**Problem to work on**
Every record must be written out once more, with nothing added or omitted.

====== Dataset entries ======

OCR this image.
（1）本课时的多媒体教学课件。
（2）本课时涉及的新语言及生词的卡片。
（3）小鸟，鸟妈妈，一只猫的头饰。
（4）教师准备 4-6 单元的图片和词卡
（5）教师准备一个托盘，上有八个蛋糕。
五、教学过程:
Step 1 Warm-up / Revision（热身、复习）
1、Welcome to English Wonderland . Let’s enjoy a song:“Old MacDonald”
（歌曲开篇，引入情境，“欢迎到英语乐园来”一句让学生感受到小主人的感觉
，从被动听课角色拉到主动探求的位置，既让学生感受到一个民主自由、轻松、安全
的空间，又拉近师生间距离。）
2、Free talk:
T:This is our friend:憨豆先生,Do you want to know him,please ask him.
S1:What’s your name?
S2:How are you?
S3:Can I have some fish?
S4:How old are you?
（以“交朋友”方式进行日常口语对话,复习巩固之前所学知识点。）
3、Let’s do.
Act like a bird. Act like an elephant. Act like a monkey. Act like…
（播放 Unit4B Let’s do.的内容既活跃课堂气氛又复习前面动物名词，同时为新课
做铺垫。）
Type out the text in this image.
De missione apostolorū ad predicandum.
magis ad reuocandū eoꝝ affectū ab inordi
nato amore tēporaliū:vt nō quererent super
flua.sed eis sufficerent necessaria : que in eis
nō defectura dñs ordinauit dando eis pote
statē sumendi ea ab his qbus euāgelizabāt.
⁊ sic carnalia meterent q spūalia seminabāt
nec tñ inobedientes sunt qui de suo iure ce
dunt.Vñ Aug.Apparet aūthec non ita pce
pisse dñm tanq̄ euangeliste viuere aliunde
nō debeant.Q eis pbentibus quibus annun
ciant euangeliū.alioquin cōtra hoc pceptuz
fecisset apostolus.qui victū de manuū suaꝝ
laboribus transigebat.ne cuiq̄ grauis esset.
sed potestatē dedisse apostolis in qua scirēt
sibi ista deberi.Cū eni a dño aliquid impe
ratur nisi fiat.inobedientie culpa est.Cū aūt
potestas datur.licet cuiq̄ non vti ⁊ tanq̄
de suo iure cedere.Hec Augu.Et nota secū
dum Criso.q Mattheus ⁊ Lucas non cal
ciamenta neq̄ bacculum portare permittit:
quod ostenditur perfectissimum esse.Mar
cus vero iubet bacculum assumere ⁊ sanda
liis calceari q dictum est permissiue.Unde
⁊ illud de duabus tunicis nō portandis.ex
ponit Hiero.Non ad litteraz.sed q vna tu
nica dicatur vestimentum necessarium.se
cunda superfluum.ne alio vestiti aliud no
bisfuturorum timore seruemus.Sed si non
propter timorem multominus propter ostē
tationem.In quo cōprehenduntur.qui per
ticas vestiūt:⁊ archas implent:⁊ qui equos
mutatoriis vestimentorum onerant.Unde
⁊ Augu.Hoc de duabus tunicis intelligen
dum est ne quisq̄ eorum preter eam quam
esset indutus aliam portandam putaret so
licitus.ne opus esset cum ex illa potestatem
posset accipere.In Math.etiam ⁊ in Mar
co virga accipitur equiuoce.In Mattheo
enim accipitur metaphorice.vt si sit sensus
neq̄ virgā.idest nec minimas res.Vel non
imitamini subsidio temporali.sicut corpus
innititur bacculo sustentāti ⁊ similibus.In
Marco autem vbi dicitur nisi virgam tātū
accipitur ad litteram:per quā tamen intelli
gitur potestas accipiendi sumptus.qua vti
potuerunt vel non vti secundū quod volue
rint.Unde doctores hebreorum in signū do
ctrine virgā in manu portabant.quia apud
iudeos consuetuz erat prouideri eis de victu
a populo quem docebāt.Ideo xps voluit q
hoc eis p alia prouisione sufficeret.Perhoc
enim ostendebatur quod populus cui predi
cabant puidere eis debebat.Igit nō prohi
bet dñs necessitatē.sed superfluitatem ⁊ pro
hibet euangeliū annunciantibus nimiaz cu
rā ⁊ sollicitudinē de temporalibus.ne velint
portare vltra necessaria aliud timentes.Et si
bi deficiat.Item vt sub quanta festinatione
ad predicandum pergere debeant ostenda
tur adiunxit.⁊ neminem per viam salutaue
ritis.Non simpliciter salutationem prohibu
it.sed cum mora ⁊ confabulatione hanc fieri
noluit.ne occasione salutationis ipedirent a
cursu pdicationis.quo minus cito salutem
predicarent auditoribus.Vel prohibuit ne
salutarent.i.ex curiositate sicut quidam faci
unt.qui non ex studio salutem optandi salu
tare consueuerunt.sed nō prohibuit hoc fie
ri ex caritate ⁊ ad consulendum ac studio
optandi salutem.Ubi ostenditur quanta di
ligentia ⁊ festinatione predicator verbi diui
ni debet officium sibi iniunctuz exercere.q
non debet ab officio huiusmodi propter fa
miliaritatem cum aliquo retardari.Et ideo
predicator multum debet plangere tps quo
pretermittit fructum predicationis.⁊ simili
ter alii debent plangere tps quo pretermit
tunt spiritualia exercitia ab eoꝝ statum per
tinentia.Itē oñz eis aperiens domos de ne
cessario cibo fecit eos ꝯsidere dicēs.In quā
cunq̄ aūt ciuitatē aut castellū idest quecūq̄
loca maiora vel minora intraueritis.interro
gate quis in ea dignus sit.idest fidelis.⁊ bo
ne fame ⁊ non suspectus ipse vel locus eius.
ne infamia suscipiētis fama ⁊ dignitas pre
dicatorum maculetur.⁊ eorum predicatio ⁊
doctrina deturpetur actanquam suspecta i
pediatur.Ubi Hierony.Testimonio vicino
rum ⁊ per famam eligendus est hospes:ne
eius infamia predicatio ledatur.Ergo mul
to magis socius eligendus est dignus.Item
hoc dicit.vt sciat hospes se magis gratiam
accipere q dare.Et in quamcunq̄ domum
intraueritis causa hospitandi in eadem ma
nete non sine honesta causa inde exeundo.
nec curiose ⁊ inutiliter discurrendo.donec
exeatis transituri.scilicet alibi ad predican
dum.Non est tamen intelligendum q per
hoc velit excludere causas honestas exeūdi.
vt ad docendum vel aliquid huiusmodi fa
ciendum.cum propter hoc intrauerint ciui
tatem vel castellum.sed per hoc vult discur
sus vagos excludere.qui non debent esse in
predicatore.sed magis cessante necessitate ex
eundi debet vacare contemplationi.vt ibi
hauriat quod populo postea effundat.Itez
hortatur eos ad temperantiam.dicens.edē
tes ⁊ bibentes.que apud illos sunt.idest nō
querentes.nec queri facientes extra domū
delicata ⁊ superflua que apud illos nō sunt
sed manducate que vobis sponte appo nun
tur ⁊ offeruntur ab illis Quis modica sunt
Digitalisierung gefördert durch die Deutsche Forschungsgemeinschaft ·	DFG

======

**Task output**
OCR this image.
（1）本课时的多媒体教学课件。
（2）本课时涉及的新语言及生词的卡片。
（3）小鸟，鸟妈妈，一只猫的头饰。
（4）教师准备 4-6 单元的图片和词卡
（5）教师准备一个托盘，上有八个蛋糕。
五、教学过程:
Step 1 Warm-up / Revision（热身、复习）
1、Welcome to English Wonderland . Let’s enjoy a song:“Old MacDonald”
（歌曲开篇，引入情境，“欢迎到英语乐园来”一句让学生感受到小主人的感觉
，从被动听课角色拉到主动探求的位置，既让学生感受到一个民主自由、轻松、安全
的空间，又拉近师生间距离。）
2、Free talk:
T:This is our friend:憨豆先生,Do you want to know him,please ask him.
S1:What’s your name?
S2:How are you?
S3:Can I have some fish?
S4:How old are you?
（以“交朋友”方式进行日常口语对话,复习巩固之前所学知识点。）
3、Let’s do.
Act like a bird. Act like an elephant. Act like a monkey. Act like…
（播放 Unit4B Let’s do.的内容既活跃课堂气氛又复习前面动物名词，同时为新课
做铺垫。）
Type out the text in this image.
De missione apostolorū ad predicandum.
magis ad reuocandū eoꝝ affectū ab inordi
nato amore tēporaliū:vt nō quererent super
flua.sed eis sufficerent necessaria : que in eis
nō defectura dñs ordinauit dando eis pote
statē sumendi ea ab his qbus euāgelizabāt.
⁊ sic carnalia meterent q spūalia seminabāt
nec tñ inobedientes sunt qui de suo iure ce
dunt.Vñ Aug.Apparet aūthec non ita pce
pisse dñm tanq̄ euangeliste viuere aliunde
nō debeant.Q eis pbentibus quibus annun
ciant euangeliū.alioquin cōtra hoc pceptuz
fecisset apostolus.qui victū de manuū suaꝝ
laboribus transigebat.ne cuiq̄ grauis esset.
sed potestatē dedisse apostolis in qua scirēt
sibi ista deberi.Cū eni a dño aliquid impe
ratur nisi fiat.inobedientie culpa est.Cū aūt
potestas datur.licet cuiq̄ non vti ⁊ tanq̄
de suo iure cedere.Hec Augu.Et nota secū
dum Criso.q Mattheus ⁊ Lucas non cal
ciamenta neq̄ bacculum portare permittit:
quod ostenditur perfectissimum esse.Mar
cus vero iubet bacculum assumere ⁊ sanda
liis calceari q dictum est permissiue.Unde
⁊ illud de duabus tunicis nō portandis.ex
ponit Hiero.Non ad litteraz.sed q vna tu
nica dicatur vestimentum necessarium.se
cunda superfluum.ne alio vestiti aliud no
bisfuturorum timore seruemus.Sed si non
propter timorem multominus propter ostē
tationem.In quo cōprehenduntur.qui per
ticas vestiūt:⁊ archas implent:⁊ qui equos
mutatoriis vestimentorum onerant.Unde
⁊ Augu.Hoc de duabus tunicis intelligen
dum est ne quisq̄ eorum preter eam quam
esset indutus aliam portandam putaret so
licitus.ne opus esset cum ex illa potestatem
posset accipere.In Math.etiam ⁊ in Mar
co virga accipitur equiuoce.In Mattheo
enim accipitur metaphorice.vt si sit sensus
neq̄ virgā.idest nec minimas res.Vel non
imitamini subsidio temporali.sicut corpus
innititur bacculo sustentāti ⁊ similibus.In
Marco autem vbi dicitur nisi virgam tātū
accipitur ad litteram:per quā tamen intelli
gitur potestas accipiendi sumptus.qua vti
potuerunt vel non vti secundū quod volue
rint.Unde doctores hebreorum in signū do
ctrine virgā in manu portabant.quia apud
iudeos consuetuz erat prouideri eis de victu
a populo quem docebāt.Ideo xps voluit q
hoc eis p alia prouisione sufficeret.Perhoc
enim ostendebatur quod populus cui predi
cabant puidere eis debebat.Igit nō prohi
bet dñs necessitatē.sed superfluitatem ⁊ pro
hibet euangeliū annunciantibus nimiaz cu
rā ⁊ sollicitudinē de temporalibus.ne velint
portare vltra necessaria aliud timentes.Et si
bi deficiat.Item vt sub quanta festinatione
ad predicandum pergere debeant ostenda
tur adiunxit.⁊ neminem per viam salutaue
ritis.Non simpliciter salutationem prohibu
it.sed cum mora ⁊ confabulatione hanc fieri
noluit.ne occasione salutationis ipedirent a
cursu pdicationis.quo minus cito salutem
predicarent auditoribus.Vel prohibuit ne
salutarent.i.ex curiositate sicut quidam faci
unt.qui non ex studio salutem optandi salu
tare consueuerunt.sed nō prohibuit hoc fie
ri ex caritate ⁊ ad consulendum ac studio
optandi salutem.Ubi ostenditur quanta di
ligentia ⁊ festinatione predicator verbi diui
ni debet officium sibi iniunctuz exercere.q
non debet ab officio huiusmodi propter fa
miliaritatem cum aliquo retardari.Et ideo
predicator multum debet plangere tps quo
pretermittit fructum predicationis.⁊ simili
ter alii debent plangere tps quo pretermit
tunt spiritualia exercitia ab eoꝝ statum per
tinentia.Itē oñz eis aperiens domos de ne
cessario cibo fecit eos ꝯsidere dicēs.In quā
cunq̄ aūt ciuitatē aut castellū idest quecūq̄
loca maiora vel minora intraueritis.interro
gate quis in ea dignus sit.idest fidelis.⁊ bo
ne fame ⁊ non suspectus ipse vel locus eius.
ne infamia suscipiētis fama ⁊ dignitas pre
dicatorum maculetur.⁊ eorum predicatio ⁊
doctrina deturpetur actanquam suspecta i
pediatur.Ubi Hierony.Testimonio vicino
rum ⁊ per famam eligendus est hospes:ne
eius infamia predicatio ledatur.Ergo mul
to magis socius eligendus est dignus.Item
hoc dicit.vt sciat hospes se magis gratiam
accipere q dare.Et in quamcunq̄ domum
intraueritis causa hospitandi in eadem ma
nete non sine honesta causa inde exeundo.
nec curiose ⁊ inutiliter discurrendo.donec
exeatis transituri.scilicet alibi ad predican
dum.Non est tamen intelligendum q per
hoc velit excludere causas honestas exeūdi.
vt ad docendum vel aliquid huiusmodi fa
ciendum.cum propter hoc intrauerint ciui
tatem vel castellum.sed per hoc vult discur
sus vagos excludere.qui non debent esse in
predicatore.sed magis cessante necessitate ex
eundi debet vacare contemplationi.vt ibi
hauriat quod populo postea effundat.Itez
hortatur eos ad temperantiam.dicens.edē
tes ⁊ bibentes.que apud illos sunt.idest nō
querentes.nec queri facientes extra domū
delicata ⁊ superflua que apud illos nō sunt
sed manducate que vobis sponte appo nun
tur ⁊ offeruntur ab illis Quis modica sunt
Digitalisierung gefördert durch die Deutsche Forschungsgemeinschaft ·	DFG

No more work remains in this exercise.